#### Data provided
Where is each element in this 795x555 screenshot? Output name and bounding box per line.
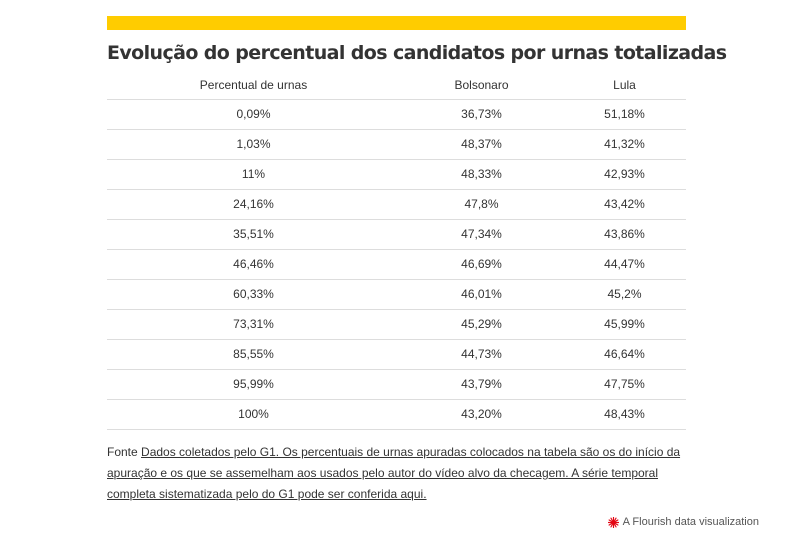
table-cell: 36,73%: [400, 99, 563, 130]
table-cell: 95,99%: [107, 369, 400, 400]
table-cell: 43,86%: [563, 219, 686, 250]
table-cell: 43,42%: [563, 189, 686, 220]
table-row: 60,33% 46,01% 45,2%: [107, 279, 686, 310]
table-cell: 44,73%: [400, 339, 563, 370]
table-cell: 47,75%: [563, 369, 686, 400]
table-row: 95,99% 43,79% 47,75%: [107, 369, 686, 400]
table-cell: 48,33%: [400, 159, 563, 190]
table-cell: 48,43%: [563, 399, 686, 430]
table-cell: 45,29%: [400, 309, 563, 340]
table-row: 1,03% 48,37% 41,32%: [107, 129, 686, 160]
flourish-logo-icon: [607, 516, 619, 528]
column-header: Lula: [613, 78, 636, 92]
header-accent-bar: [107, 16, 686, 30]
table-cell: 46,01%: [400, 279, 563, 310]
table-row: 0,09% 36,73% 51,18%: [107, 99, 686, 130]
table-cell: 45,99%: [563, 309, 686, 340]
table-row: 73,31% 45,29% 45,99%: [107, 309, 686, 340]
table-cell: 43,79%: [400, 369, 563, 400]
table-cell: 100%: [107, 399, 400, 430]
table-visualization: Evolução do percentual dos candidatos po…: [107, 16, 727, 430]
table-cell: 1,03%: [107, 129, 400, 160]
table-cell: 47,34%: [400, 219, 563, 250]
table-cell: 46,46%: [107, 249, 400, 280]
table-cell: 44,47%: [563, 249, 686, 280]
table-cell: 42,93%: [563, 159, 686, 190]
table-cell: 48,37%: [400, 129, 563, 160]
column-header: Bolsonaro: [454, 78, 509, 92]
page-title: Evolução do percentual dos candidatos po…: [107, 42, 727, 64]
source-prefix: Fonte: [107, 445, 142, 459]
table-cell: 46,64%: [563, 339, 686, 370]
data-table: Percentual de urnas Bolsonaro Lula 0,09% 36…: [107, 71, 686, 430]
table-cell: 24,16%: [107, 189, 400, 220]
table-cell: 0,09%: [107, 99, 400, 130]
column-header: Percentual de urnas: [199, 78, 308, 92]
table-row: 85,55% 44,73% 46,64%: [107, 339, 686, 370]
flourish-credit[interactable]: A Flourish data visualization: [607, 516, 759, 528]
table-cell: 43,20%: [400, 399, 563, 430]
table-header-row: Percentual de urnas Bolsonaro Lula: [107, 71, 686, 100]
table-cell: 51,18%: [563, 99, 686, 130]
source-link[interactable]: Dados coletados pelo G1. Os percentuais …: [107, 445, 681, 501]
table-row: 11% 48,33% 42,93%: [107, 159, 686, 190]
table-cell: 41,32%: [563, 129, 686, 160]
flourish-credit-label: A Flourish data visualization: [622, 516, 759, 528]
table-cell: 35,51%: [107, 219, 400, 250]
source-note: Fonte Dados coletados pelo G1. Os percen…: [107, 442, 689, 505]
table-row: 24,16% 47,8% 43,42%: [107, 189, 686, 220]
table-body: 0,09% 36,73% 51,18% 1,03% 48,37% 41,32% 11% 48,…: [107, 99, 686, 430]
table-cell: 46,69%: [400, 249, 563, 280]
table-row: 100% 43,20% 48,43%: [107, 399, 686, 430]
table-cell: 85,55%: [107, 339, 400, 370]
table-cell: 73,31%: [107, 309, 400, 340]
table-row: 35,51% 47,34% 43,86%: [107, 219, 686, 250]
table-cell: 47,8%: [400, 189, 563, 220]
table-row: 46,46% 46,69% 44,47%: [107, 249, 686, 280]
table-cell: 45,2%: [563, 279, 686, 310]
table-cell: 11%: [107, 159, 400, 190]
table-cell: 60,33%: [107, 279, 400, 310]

#### Exercise details
Count the lines in the entries above that contain the string "coletados" and give only the number.

#### Output for this task
2